# [INSTRUCTIONS TO FOLLOW]
Omit all pictures, then retype exactly the lines from the one that contains "Convert this screenshot" through the end of the listing.

# [TASK DATA]

####################

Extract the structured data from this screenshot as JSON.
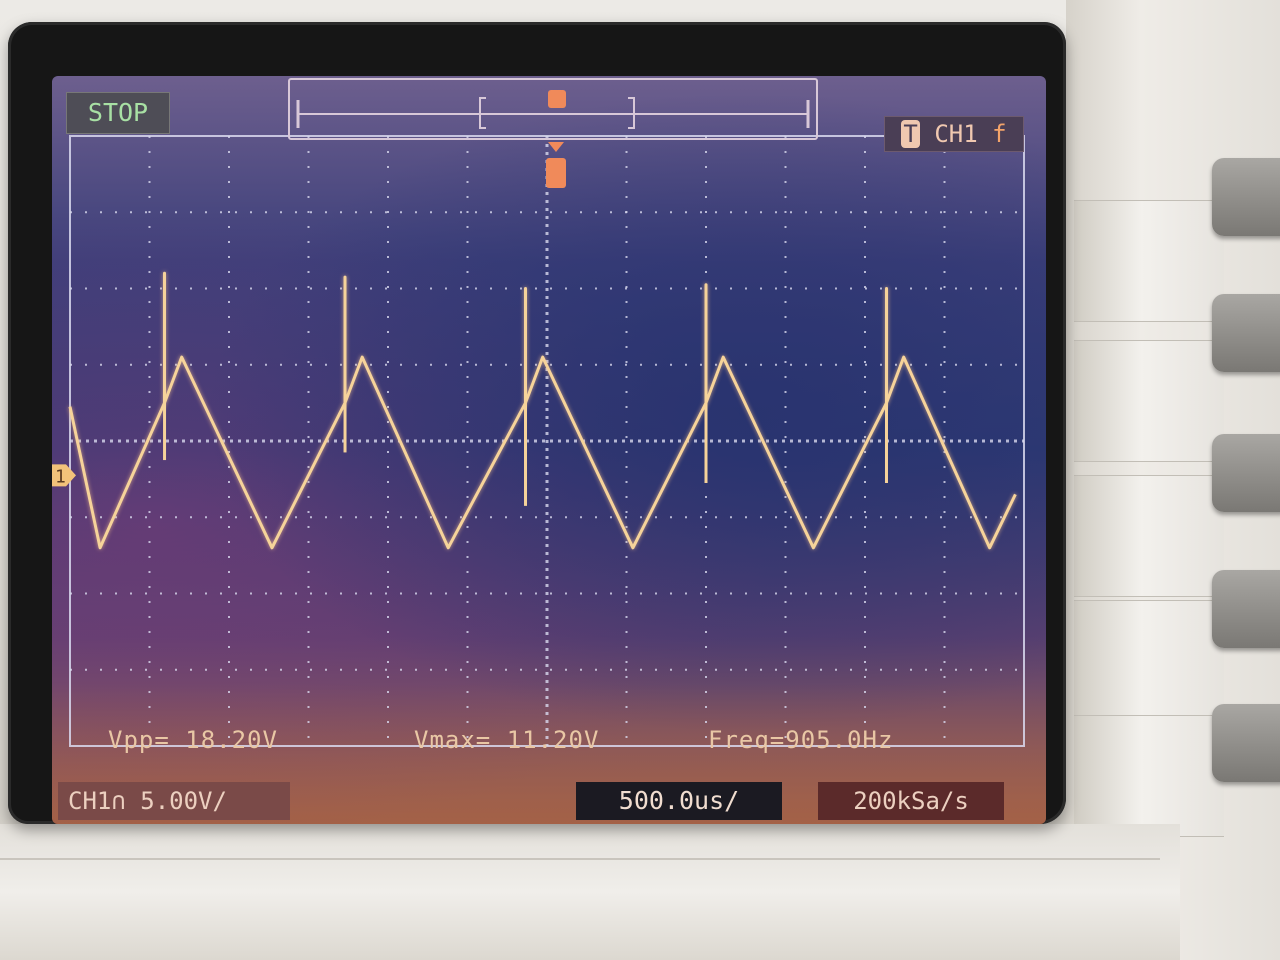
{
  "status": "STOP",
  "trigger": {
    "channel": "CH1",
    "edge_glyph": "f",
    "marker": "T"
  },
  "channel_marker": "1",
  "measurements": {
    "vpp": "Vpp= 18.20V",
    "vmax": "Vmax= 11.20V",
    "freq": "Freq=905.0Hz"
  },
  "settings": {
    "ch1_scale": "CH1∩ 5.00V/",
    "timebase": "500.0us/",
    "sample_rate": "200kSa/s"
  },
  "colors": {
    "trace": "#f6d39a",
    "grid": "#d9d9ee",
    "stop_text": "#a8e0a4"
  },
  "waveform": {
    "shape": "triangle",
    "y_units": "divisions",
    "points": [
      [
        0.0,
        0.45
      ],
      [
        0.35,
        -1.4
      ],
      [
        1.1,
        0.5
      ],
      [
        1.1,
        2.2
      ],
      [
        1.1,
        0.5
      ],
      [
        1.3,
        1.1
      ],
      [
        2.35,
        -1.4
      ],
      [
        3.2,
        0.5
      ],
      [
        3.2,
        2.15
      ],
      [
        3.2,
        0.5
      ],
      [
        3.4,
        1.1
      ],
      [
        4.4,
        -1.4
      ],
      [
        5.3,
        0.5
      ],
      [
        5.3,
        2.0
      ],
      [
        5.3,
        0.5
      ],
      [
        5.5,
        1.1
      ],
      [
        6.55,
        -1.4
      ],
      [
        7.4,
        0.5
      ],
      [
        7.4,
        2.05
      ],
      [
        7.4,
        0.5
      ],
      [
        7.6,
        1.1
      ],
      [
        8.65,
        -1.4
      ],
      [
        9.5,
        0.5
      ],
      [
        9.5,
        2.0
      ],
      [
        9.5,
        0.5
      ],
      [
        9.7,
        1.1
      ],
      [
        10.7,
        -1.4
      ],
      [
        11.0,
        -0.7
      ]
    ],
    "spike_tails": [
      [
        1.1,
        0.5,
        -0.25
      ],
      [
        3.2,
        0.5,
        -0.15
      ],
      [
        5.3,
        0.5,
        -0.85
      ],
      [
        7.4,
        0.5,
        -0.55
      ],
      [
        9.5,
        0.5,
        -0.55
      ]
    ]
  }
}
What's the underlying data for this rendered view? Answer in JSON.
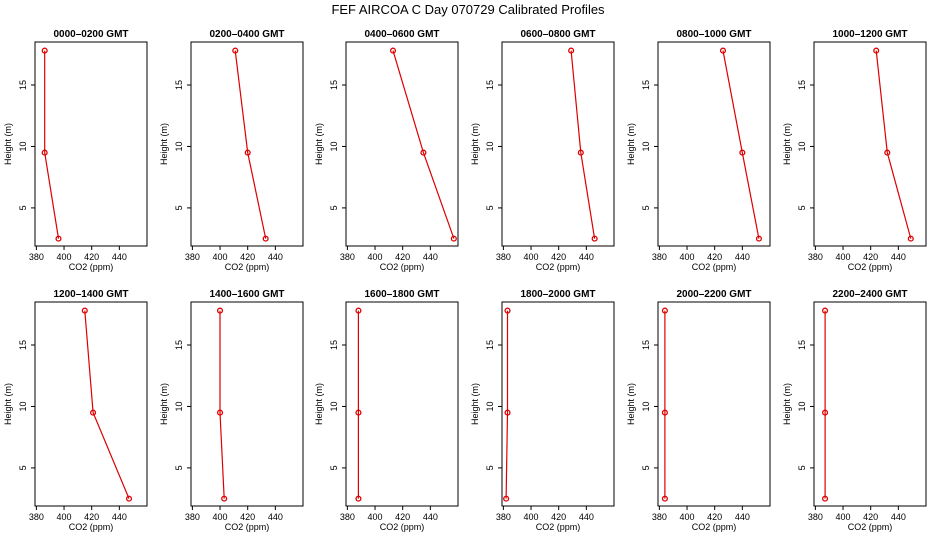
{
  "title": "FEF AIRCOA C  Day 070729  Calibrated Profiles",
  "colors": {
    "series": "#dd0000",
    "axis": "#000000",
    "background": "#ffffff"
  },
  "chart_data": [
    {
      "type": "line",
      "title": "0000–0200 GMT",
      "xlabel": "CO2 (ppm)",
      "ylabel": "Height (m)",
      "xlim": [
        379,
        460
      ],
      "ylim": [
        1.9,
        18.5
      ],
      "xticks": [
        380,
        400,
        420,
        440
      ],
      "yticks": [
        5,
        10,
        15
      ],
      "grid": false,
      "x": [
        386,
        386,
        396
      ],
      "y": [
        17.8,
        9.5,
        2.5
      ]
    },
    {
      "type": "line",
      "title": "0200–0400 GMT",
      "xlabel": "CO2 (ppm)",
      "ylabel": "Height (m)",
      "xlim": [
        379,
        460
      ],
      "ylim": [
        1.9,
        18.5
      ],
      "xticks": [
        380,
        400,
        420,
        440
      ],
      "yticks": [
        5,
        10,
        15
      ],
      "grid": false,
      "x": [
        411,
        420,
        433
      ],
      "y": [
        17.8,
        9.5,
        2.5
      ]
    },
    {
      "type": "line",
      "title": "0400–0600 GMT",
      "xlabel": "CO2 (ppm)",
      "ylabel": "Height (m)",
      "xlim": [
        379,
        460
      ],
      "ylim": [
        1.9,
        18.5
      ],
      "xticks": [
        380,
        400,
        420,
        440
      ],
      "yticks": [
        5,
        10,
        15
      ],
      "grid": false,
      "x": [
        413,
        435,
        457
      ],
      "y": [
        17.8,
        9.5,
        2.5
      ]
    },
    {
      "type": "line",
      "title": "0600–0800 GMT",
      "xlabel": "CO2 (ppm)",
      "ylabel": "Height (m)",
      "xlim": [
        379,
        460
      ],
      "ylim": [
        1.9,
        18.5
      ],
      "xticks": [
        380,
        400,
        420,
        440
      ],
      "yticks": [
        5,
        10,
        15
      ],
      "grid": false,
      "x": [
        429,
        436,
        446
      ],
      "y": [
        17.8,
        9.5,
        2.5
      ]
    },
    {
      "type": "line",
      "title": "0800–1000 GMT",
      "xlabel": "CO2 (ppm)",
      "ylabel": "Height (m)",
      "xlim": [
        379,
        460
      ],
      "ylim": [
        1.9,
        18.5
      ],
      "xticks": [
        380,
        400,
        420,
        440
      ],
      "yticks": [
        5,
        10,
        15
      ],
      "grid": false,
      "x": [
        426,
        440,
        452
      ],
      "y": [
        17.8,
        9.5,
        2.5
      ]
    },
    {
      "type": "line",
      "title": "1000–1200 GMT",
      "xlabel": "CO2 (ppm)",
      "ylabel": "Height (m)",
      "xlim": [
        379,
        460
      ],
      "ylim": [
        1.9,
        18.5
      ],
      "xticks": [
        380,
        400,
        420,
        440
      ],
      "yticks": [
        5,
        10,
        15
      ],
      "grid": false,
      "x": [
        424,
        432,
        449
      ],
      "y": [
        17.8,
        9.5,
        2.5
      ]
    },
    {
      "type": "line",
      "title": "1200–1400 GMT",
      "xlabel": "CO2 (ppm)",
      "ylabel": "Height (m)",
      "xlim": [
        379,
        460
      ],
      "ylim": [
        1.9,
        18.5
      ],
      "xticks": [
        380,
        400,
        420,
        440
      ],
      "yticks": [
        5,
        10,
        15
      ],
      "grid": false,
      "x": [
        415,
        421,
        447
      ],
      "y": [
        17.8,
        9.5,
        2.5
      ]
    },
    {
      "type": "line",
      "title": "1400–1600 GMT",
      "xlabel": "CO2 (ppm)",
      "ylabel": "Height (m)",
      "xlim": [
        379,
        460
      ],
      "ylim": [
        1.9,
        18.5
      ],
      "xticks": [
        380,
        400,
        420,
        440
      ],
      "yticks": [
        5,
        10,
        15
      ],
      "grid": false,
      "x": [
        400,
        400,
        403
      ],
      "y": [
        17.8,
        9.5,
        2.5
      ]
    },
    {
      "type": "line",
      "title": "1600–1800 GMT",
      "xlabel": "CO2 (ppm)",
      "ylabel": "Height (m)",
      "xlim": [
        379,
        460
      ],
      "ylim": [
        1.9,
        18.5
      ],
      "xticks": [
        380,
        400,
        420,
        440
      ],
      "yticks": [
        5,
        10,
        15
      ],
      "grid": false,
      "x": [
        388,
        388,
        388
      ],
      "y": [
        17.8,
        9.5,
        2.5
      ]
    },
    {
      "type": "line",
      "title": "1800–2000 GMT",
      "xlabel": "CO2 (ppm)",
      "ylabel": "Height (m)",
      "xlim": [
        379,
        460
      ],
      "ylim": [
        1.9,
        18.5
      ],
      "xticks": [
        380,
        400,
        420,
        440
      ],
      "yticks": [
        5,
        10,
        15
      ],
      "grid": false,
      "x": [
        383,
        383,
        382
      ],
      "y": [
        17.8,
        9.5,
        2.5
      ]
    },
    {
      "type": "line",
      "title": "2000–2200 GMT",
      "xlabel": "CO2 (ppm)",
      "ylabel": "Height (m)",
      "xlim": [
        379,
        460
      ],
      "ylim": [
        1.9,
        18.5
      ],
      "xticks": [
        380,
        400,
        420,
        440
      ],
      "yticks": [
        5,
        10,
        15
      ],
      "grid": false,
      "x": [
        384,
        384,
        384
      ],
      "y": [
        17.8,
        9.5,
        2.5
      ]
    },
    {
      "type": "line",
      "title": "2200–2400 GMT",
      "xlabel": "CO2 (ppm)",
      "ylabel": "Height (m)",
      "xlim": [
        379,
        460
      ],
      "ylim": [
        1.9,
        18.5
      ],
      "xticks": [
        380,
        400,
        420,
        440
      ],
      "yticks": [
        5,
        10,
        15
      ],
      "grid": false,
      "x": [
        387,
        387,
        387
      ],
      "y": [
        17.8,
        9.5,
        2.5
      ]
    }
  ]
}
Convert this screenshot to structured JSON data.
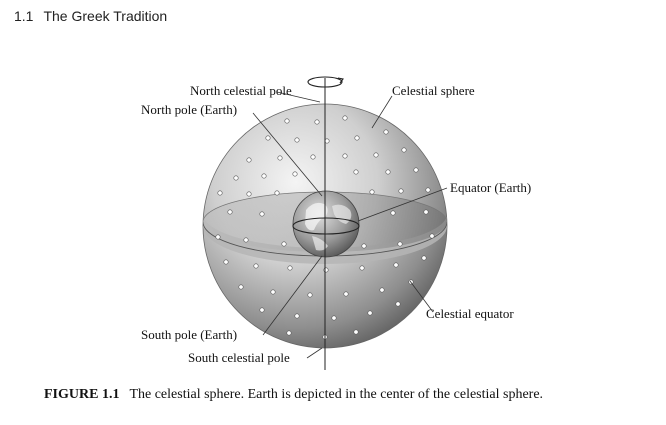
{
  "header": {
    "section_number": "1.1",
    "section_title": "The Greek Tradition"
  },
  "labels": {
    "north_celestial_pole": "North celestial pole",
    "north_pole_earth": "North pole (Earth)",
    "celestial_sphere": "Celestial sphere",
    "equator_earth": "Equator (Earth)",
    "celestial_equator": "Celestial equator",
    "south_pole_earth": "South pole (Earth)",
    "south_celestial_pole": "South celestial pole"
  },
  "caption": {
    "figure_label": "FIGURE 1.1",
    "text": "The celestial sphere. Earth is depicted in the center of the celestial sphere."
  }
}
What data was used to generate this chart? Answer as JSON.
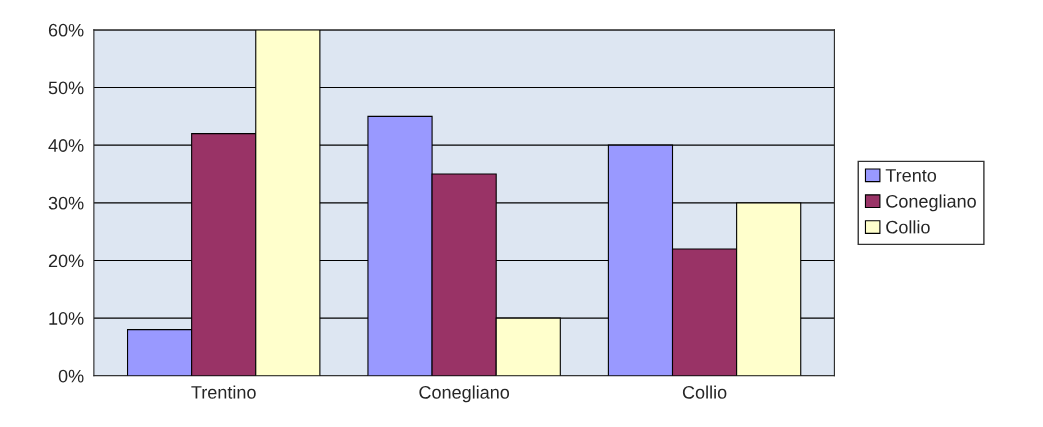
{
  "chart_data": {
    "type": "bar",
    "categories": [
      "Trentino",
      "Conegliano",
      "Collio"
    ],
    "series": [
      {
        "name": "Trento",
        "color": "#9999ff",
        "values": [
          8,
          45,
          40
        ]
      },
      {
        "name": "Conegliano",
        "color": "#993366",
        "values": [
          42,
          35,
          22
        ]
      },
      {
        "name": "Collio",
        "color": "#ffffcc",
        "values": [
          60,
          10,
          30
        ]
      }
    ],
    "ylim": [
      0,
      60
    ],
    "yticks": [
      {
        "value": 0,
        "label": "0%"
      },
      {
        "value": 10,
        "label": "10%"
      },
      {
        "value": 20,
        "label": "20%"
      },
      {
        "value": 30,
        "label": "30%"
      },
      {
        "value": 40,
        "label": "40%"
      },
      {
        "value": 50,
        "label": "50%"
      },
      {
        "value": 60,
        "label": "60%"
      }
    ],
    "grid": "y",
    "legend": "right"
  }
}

####################

# [FINAL RESULT]
Convert this screenshot to structured JSON data.
{
  "header": {
    "section_number": "1.1",
    "section_title": "The Greek Tradition"
  },
  "labels": {
    "north_celestial_pole": "North celestial pole",
    "north_pole_earth": "North pole (Earth)",
    "celestial_sphere": "Celestial sphere",
    "equator_earth": "Equator (Earth)",
    "celestial_equator": "Celestial equator",
    "south_pole_earth": "South pole (Earth)",
    "south_celestial_pole": "South celestial pole"
  },
  "caption": {
    "figure_label": "FIGURE 1.1",
    "text": "The celestial sphere. Earth is depicted in the center of the celestial sphere."
  }
}
What data was used to generate this chart? Answer as JSON.
{
  "chart_data": {
    "type": "bar",
    "categories": [
      "Trentino",
      "Conegliano",
      "Collio"
    ],
    "series": [
      {
        "name": "Trento",
        "color": "#9999ff",
        "values": [
          8,
          45,
          40
        ]
      },
      {
        "name": "Conegliano",
        "color": "#993366",
        "values": [
          42,
          35,
          22
        ]
      },
      {
        "name": "Collio",
        "color": "#ffffcc",
        "values": [
          60,
          10,
          30
        ]
      }
    ],
    "ylim": [
      0,
      60
    ],
    "yticks": [
      {
        "value": 0,
        "label": "0%"
      },
      {
        "value": 10,
        "label": "10%"
      },
      {
        "value": 20,
        "label": "20%"
      },
      {
        "value": 30,
        "label": "30%"
      },
      {
        "value": 40,
        "label": "40%"
      },
      {
        "value": 50,
        "label": "50%"
      },
      {
        "value": 60,
        "label": "60%"
      }
    ],
    "grid": "y",
    "legend": "right"
  }
}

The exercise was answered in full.